Short exercise:
Each entry below should be written out exactly as it is, with no pictures.
— start Extracted data —
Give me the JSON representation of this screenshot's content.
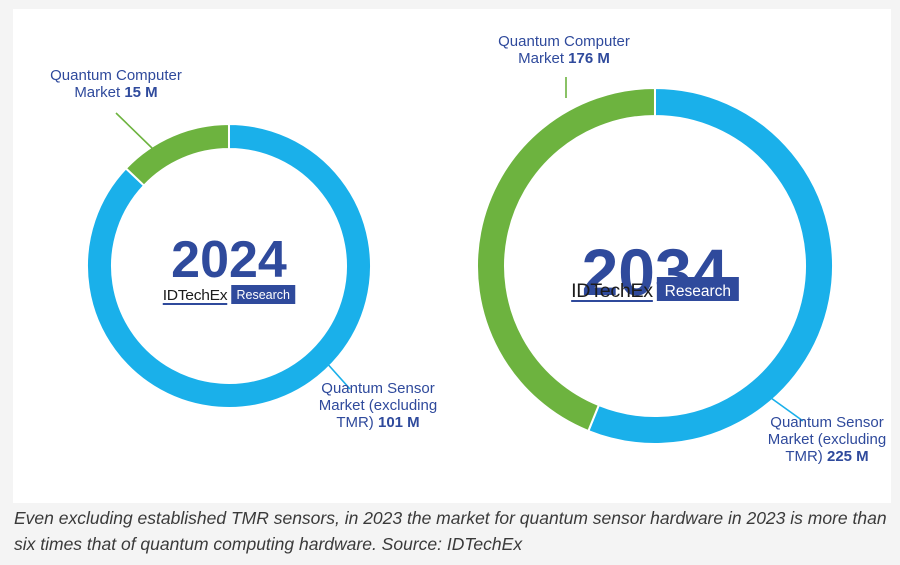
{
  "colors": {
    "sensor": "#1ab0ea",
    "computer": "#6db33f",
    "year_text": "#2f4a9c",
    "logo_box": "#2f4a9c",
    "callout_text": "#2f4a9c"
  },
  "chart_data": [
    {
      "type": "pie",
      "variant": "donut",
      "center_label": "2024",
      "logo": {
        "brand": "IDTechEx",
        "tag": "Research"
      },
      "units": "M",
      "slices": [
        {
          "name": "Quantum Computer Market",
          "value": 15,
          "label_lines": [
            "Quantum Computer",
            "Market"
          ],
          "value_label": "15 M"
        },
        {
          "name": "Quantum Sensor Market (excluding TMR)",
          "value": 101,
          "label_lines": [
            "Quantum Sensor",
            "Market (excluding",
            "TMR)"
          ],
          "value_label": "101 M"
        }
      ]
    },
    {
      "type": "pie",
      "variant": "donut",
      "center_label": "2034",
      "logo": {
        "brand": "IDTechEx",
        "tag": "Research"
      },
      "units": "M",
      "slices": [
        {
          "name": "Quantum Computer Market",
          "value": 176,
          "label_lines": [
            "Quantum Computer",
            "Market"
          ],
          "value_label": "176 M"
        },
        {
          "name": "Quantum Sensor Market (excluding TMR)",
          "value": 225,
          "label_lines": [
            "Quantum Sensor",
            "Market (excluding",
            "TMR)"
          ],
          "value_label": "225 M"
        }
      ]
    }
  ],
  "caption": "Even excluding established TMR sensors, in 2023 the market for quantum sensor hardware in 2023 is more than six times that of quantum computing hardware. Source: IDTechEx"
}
— end Extracted data —
The reply:
Give me the JSON representation of this screenshot's content.
{
  "colors": {
    "sensor": "#1ab0ea",
    "computer": "#6db33f",
    "year_text": "#2f4a9c",
    "logo_box": "#2f4a9c",
    "callout_text": "#2f4a9c"
  },
  "chart_data": [
    {
      "type": "pie",
      "variant": "donut",
      "center_label": "2024",
      "logo": {
        "brand": "IDTechEx",
        "tag": "Research"
      },
      "units": "M",
      "slices": [
        {
          "name": "Quantum Computer Market",
          "value": 15,
          "label_lines": [
            "Quantum Computer",
            "Market"
          ],
          "value_label": "15 M"
        },
        {
          "name": "Quantum Sensor Market (excluding TMR)",
          "value": 101,
          "label_lines": [
            "Quantum Sensor",
            "Market (excluding",
            "TMR)"
          ],
          "value_label": "101 M"
        }
      ]
    },
    {
      "type": "pie",
      "variant": "donut",
      "center_label": "2034",
      "logo": {
        "brand": "IDTechEx",
        "tag": "Research"
      },
      "units": "M",
      "slices": [
        {
          "name": "Quantum Computer Market",
          "value": 176,
          "label_lines": [
            "Quantum Computer",
            "Market"
          ],
          "value_label": "176 M"
        },
        {
          "name": "Quantum Sensor Market (excluding TMR)",
          "value": 225,
          "label_lines": [
            "Quantum Sensor",
            "Market (excluding",
            "TMR)"
          ],
          "value_label": "225 M"
        }
      ]
    }
  ],
  "caption": "Even excluding established TMR sensors, in 2023 the market for quantum sensor hardware in 2023 is more than six times that of quantum computing hardware. Source: IDTechEx"
}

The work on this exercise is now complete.